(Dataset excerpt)
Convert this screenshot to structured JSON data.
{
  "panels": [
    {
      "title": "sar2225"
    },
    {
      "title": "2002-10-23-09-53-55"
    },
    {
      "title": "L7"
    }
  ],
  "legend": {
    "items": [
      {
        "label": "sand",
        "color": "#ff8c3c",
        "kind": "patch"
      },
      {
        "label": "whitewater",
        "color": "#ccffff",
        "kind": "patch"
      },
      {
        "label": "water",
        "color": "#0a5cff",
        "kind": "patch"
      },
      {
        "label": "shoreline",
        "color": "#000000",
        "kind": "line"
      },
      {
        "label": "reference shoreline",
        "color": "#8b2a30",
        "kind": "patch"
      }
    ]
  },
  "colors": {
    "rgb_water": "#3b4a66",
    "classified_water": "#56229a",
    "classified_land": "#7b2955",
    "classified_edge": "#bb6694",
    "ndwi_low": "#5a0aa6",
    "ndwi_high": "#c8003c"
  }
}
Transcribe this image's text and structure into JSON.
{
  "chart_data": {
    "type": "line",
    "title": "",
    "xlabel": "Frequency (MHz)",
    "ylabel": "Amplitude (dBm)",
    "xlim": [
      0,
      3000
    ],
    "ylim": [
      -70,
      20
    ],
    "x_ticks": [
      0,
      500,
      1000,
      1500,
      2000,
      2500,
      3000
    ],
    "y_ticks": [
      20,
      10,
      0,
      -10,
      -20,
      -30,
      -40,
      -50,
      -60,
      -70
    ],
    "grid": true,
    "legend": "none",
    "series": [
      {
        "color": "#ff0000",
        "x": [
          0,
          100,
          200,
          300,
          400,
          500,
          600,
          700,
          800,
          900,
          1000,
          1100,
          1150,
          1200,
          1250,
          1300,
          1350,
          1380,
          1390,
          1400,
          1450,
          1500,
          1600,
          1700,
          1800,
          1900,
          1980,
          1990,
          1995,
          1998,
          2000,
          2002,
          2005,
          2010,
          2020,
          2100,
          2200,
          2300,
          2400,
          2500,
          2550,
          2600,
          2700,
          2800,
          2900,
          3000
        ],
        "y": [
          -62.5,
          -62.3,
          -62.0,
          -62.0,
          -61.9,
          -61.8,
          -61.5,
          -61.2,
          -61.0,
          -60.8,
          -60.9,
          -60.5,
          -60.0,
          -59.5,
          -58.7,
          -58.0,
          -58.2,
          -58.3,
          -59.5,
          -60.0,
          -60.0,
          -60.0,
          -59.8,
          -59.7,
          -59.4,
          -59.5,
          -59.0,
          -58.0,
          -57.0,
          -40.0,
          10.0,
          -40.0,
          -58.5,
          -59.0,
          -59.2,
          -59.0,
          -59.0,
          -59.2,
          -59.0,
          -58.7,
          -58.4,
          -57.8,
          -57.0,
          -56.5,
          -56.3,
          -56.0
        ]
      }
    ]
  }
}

◆ Set task:
Return all of the above records exactly, leaving no line out.

◆ Solution below:
Convert this screenshot to structured JSON data.
{
  "panels": [
    {
      "title": "sar2225"
    },
    {
      "title": "2002-10-23-09-53-55"
    },
    {
      "title": "L7"
    }
  ],
  "legend": {
    "items": [
      {
        "label": "sand",
        "color": "#ff8c3c",
        "kind": "patch"
      },
      {
        "label": "whitewater",
        "color": "#ccffff",
        "kind": "patch"
      },
      {
        "label": "water",
        "color": "#0a5cff",
        "kind": "patch"
      },
      {
        "label": "shoreline",
        "color": "#000000",
        "kind": "line"
      },
      {
        "label": "reference shoreline",
        "color": "#8b2a30",
        "kind": "patch"
      }
    ]
  },
  "colors": {
    "rgb_water": "#3b4a66",
    "classified_water": "#56229a",
    "classified_land": "#7b2955",
    "classified_edge": "#bb6694",
    "ndwi_low": "#5a0aa6",
    "ndwi_high": "#c8003c"
  }
}
Transcribe this image's text and structure into JSON.
{
  "chart_data": {
    "type": "line",
    "title": "",
    "xlabel": "Frequency (MHz)",
    "ylabel": "Amplitude (dBm)",
    "xlim": [
      0,
      3000
    ],
    "ylim": [
      -70,
      20
    ],
    "x_ticks": [
      0,
      500,
      1000,
      1500,
      2000,
      2500,
      3000
    ],
    "y_ticks": [
      20,
      10,
      0,
      -10,
      -20,
      -30,
      -40,
      -50,
      -60,
      -70
    ],
    "grid": true,
    "legend": "none",
    "series": [
      {
        "color": "#ff0000",
        "x": [
          0,
          100,
          200,
          300,
          400,
          500,
          600,
          700,
          800,
          900,
          1000,
          1100,
          1150,
          1200,
          1250,
          1300,
          1350,
          1380,
          1390,
          1400,
          1450,
          1500,
          1600,
          1700,
          1800,
          1900,
          1980,
          1990,
          1995,
          1998,
          2000,
          2002,
          2005,
          2010,
          2020,
          2100,
          2200,
          2300,
          2400,
          2500,
          2550,
          2600,
          2700,
          2800,
          2900,
          3000
        ],
        "y": [
          -62.5,
          -62.3,
          -62.0,
          -62.0,
          -61.9,
          -61.8,
          -61.5,
          -61.2,
          -61.0,
          -60.8,
          -60.9,
          -60.5,
          -60.0,
          -59.5,
          -58.7,
          -58.0,
          -58.2,
          -58.3,
          -59.5,
          -60.0,
          -60.0,
          -60.0,
          -59.8,
          -59.7,
          -59.4,
          -59.5,
          -59.0,
          -58.0,
          -57.0,
          -40.0,
          10.0,
          -40.0,
          -58.5,
          -59.0,
          -59.2,
          -59.0,
          -59.0,
          -59.2,
          -59.0,
          -58.7,
          -58.4,
          -57.8,
          -57.0,
          -56.5,
          -56.3,
          -56.0
        ]
      }
    ]
  }
}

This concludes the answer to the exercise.